** Short exercise **
Wherever the string "Taylor" occurs in a line of these records, report that line.
— START OF Dataset entries —
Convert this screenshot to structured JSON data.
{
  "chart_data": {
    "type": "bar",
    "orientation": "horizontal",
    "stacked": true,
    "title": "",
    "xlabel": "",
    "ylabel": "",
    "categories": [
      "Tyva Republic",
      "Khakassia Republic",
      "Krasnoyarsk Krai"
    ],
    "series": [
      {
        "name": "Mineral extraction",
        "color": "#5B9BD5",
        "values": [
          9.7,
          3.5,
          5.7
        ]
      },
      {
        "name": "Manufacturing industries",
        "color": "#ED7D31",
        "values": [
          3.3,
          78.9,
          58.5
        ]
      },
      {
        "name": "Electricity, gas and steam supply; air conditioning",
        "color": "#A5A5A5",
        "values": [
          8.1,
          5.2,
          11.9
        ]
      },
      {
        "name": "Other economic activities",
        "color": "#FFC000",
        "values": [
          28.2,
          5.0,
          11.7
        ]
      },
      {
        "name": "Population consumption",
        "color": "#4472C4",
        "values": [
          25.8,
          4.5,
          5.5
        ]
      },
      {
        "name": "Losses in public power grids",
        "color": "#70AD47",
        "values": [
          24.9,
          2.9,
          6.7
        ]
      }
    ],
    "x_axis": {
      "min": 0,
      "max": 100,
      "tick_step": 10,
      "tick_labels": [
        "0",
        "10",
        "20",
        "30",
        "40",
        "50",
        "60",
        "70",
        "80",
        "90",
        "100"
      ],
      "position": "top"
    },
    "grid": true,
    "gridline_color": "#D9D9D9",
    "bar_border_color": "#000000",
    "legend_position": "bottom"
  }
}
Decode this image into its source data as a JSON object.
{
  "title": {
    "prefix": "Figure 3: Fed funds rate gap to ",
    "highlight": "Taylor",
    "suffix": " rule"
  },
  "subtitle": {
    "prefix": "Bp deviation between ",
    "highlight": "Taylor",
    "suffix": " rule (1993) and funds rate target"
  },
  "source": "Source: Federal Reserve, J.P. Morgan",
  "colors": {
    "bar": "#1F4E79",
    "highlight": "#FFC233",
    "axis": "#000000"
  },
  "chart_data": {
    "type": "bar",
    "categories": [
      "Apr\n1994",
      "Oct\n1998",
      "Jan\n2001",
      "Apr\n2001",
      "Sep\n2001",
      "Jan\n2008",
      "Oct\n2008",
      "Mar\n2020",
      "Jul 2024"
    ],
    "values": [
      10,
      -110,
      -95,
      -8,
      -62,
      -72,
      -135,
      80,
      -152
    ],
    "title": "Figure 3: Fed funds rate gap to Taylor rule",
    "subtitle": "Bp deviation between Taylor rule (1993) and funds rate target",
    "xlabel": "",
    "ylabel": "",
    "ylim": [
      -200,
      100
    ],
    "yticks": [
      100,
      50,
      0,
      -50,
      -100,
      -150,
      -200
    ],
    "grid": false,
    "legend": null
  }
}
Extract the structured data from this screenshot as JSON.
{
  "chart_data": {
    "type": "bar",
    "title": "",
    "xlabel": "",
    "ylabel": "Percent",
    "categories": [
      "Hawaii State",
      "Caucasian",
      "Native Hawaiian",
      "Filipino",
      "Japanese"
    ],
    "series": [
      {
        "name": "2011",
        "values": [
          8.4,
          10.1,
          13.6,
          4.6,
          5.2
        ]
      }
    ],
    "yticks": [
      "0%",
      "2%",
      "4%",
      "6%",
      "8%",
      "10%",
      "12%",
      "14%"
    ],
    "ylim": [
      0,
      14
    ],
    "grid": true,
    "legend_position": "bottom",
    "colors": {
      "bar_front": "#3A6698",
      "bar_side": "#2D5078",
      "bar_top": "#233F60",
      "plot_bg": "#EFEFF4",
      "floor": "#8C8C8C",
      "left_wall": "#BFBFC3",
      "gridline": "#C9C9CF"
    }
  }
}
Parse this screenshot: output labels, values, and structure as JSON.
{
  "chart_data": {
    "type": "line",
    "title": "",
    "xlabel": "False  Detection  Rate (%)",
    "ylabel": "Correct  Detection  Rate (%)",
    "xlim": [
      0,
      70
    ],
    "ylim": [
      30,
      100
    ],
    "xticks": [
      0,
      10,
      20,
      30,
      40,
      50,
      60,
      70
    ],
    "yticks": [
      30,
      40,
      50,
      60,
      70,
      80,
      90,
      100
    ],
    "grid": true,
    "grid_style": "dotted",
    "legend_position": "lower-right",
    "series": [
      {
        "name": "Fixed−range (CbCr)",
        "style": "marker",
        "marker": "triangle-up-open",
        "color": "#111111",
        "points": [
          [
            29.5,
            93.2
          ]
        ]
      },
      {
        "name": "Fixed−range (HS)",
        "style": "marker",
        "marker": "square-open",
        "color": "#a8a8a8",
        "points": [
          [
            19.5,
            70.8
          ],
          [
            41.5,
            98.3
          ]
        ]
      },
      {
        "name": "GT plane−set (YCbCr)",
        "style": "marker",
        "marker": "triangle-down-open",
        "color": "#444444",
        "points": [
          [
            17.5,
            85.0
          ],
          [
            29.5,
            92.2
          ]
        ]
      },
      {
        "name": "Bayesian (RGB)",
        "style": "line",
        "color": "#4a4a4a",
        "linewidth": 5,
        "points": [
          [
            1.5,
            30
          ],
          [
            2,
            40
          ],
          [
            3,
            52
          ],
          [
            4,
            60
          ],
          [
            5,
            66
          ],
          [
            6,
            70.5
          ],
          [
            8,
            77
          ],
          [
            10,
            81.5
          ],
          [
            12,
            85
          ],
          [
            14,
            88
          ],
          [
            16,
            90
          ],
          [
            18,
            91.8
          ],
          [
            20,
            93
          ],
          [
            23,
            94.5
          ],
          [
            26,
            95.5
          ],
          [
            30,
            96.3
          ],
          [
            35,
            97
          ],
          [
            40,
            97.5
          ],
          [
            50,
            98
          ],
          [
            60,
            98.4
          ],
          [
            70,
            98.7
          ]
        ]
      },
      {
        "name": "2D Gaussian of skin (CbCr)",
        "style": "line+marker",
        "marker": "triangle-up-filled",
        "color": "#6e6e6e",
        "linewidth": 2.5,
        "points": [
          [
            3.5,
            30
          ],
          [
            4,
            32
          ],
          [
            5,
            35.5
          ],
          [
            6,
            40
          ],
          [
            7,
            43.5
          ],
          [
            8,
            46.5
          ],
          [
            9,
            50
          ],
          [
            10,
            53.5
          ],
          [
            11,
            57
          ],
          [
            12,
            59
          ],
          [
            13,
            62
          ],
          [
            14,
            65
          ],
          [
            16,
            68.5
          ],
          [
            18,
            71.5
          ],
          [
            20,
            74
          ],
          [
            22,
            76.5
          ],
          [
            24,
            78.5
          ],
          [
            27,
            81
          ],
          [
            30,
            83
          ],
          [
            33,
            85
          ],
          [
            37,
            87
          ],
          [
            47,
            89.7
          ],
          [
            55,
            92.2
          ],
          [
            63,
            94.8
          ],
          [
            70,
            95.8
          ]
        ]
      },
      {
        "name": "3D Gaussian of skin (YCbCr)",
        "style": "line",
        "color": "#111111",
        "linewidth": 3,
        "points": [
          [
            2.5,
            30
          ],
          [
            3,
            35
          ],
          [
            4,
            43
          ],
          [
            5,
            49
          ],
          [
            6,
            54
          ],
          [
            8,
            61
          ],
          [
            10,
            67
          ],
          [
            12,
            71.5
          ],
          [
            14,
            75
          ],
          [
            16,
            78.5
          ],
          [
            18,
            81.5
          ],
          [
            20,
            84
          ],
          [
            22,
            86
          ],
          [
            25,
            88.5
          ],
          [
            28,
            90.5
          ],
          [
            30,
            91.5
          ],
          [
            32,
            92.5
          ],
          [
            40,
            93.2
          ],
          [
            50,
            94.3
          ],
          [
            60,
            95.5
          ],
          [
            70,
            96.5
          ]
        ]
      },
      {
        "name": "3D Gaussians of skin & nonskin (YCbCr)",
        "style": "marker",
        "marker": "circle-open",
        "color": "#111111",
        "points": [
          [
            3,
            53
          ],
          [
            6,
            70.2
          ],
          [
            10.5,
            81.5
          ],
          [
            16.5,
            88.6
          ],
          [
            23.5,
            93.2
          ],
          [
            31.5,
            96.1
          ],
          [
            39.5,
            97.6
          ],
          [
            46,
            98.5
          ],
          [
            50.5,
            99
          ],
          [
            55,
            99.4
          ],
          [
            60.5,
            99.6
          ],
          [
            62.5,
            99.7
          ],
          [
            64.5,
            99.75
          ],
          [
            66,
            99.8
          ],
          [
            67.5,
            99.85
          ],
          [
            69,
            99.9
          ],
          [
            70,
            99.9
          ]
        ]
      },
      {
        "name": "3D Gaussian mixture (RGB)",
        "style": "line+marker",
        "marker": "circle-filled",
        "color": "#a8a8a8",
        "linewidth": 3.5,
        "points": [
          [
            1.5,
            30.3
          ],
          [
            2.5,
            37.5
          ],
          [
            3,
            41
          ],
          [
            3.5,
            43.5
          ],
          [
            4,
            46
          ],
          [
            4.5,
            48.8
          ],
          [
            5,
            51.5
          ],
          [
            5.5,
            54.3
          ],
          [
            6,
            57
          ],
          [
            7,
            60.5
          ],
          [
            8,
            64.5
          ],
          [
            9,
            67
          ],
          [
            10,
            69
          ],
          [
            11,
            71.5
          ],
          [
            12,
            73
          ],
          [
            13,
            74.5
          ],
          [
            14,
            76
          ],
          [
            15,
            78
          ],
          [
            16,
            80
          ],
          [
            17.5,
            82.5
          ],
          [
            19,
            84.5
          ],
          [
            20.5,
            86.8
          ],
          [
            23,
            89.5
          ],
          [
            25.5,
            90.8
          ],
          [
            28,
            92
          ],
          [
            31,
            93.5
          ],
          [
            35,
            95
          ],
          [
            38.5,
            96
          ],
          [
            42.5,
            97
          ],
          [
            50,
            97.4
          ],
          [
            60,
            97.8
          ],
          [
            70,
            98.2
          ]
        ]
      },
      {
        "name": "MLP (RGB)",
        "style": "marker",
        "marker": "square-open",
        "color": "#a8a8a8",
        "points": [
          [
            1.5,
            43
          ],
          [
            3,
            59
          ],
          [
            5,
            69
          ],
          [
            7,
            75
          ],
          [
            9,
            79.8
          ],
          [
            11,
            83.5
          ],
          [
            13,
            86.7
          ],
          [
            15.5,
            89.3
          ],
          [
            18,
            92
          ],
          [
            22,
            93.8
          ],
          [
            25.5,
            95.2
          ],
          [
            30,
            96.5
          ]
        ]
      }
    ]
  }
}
— END OF Dataset entries —
** Result for this exercise **
    "highlight": "Taylor",
    "highlight": "Taylor",
    "title": "Figure 3: Fed funds rate gap to Taylor rule",
    "subtitle": "Bp deviation between Taylor rule (1993) and funds rate target",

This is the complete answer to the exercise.